*Exercise description*. Without including any images, repeat the data exactly.

[[ Supplied data open ]]

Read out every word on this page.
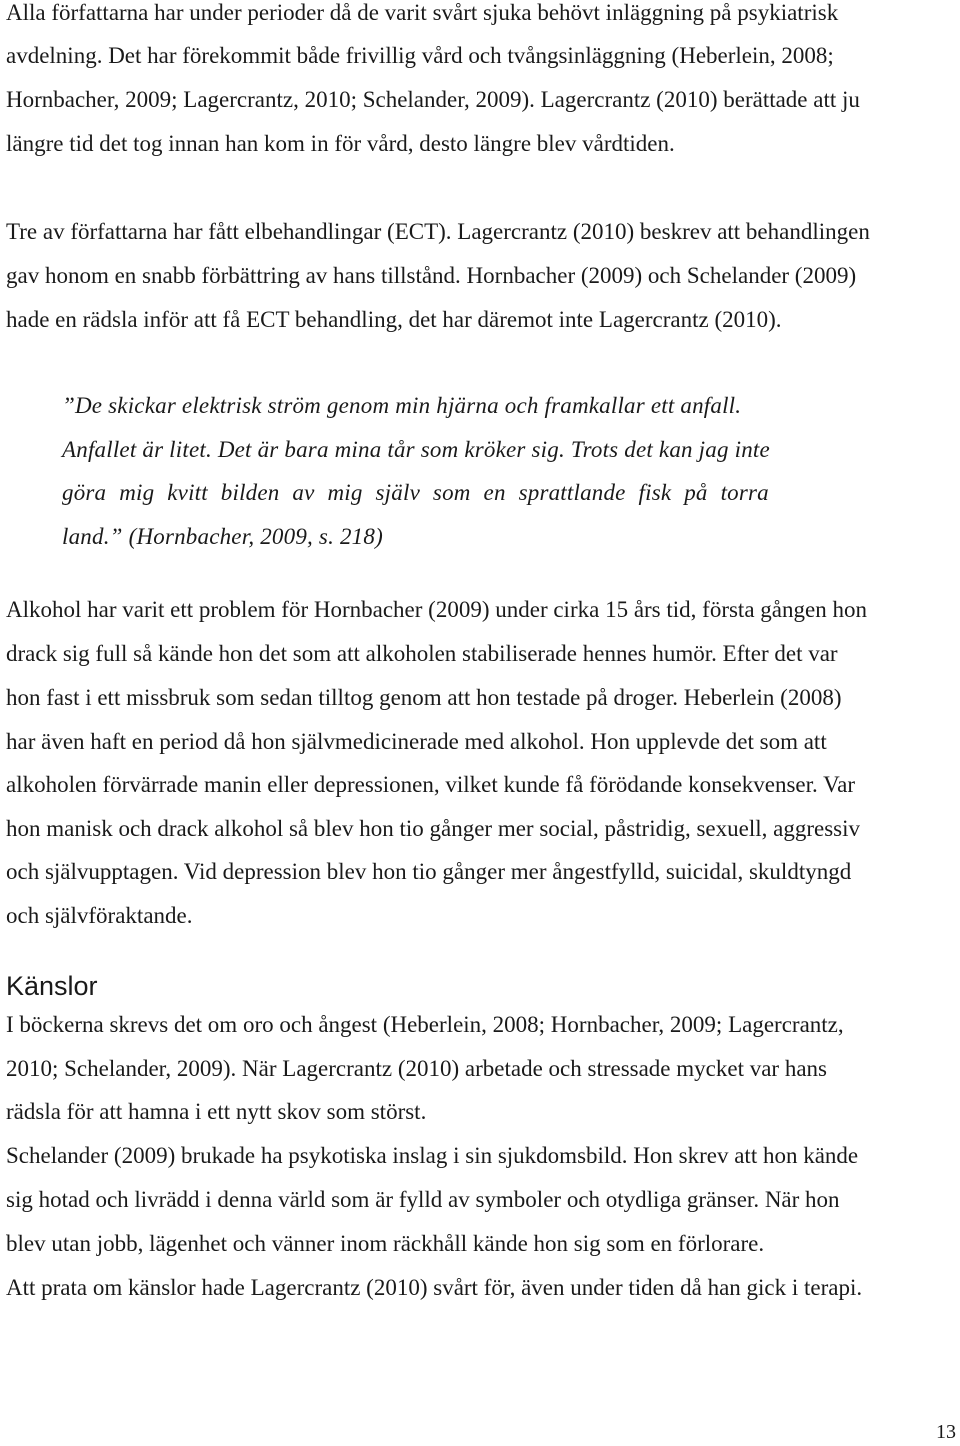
Alla författarna har under perioder då de varit svårt sjuka behövt inläggning på psykiatrisk
avdelning. Det har förekommit både frivillig vård och tvångsinläggning (Heberlein, 2008;
Hornbacher, 2009; Lagercrantz, 2010; Schelander, 2009). Lagercrantz (2010) berättade att ju
längre tid det tog innan han kom in för vård, desto längre blev vårdtiden.
Tre av författarna har fått elbehandlingar (ECT). Lagercrantz (2010) beskrev att behandlingen
gav honom en snabb förbättring av hans tillstånd. Hornbacher (2009) och Schelander (2009)
hade en rädsla inför att få ECT behandling, det har däremot inte Lagercrantz (2010).
”De skickar elektrisk ström genom min hjärna och framkallar ett anfall.
Anfallet är litet. Det är bara mina tår som kröker sig. Trots det kan jag inte
göra mig kvitt bilden av mig själv som en sprattlande fisk på torra
land.” (Hornbacher, 2009, s. 218)
Alkohol har varit ett problem för Hornbacher (2009) under cirka 15 års tid, första gången hon
drack sig full så kände hon det som att alkoholen stabiliserade hennes humör. Efter det var
hon fast i ett missbruk som sedan tilltog genom att hon testade på droger. Heberlein (2008)
har även haft en period då hon självmedicinerade med alkohol. Hon upplevde det som att
alkoholen förvärrade manin eller depressionen, vilket kunde få förödande konsekvenser. Var
hon manisk och drack alkohol så blev hon tio gånger mer social, påstridig, sexuell, aggressiv
och självupptagen. Vid depression blev hon tio gånger mer ångestfylld, suicidal, skuldtyngd
och självföraktande.
Känslor
I böckerna skrevs det om oro och ångest (Heberlein, 2008; Hornbacher, 2009; Lagercrantz,
2010; Schelander, 2009). När Lagercrantz (2010) arbetade och stressade mycket var hans
rädsla för att hamna i ett nytt skov som störst.
Schelander (2009) brukade ha psykotiska inslag i sin sjukdomsbild. Hon skrev att hon kände
sig hotad och livrädd i denna värld som är fylld av symboler och otydliga gränser. När hon
blev utan jobb, lägenhet och vänner inom räckhåll kände hon sig som en förlorare.
Att prata om känslor hade Lagercrantz (2010) svårt för, även under tiden då han gick i terapi.
13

[[ Supplied data closed ]]

*Output of the exercise*.
Read out every word on this page.
Alla författarna har under perioder då de varit svårt sjuka behövt inläggning på psykiatrisk
avdelning. Det har förekommit både frivillig vård och tvångsinläggning (Heberlein, 2008;
Hornbacher, 2009; Lagercrantz, 2010; Schelander, 2009). Lagercrantz (2010) berättade att ju
längre tid det tog innan han kom in för vård, desto längre blev vårdtiden.
Tre av författarna har fått elbehandlingar (ECT). Lagercrantz (2010) beskrev att behandlingen
gav honom en snabb förbättring av hans tillstånd. Hornbacher (2009) och Schelander (2009)
hade en rädsla inför att få ECT behandling, det har däremot inte Lagercrantz (2010).
”De skickar elektrisk ström genom min hjärna och framkallar ett anfall.
Anfallet är litet. Det är bara mina tår som kröker sig. Trots det kan jag inte
göra mig kvitt bilden av mig själv som en sprattlande fisk på torra
land.” (Hornbacher, 2009, s. 218)
Alkohol har varit ett problem för Hornbacher (2009) under cirka 15 års tid, första gången hon
drack sig full så kände hon det som att alkoholen stabiliserade hennes humör. Efter det var
hon fast i ett missbruk som sedan tilltog genom att hon testade på droger. Heberlein (2008)
har även haft en period då hon självmedicinerade med alkohol. Hon upplevde det som att
alkoholen förvärrade manin eller depressionen, vilket kunde få förödande konsekvenser. Var
hon manisk och drack alkohol så blev hon tio gånger mer social, påstridig, sexuell, aggressiv
och självupptagen. Vid depression blev hon tio gånger mer ångestfylld, suicidal, skuldtyngd
och självföraktande.
Känslor
I böckerna skrevs det om oro och ångest (Heberlein, 2008; Hornbacher, 2009; Lagercrantz,
2010; Schelander, 2009). När Lagercrantz (2010) arbetade och stressade mycket var hans
rädsla för att hamna i ett nytt skov som störst.
Schelander (2009) brukade ha psykotiska inslag i sin sjukdomsbild. Hon skrev att hon kände
sig hotad och livrädd i denna värld som är fylld av symboler och otydliga gränser. När hon
blev utan jobb, lägenhet och vänner inom räckhåll kände hon sig som en förlorare.
Att prata om känslor hade Lagercrantz (2010) svårt för, även under tiden då han gick i terapi.
13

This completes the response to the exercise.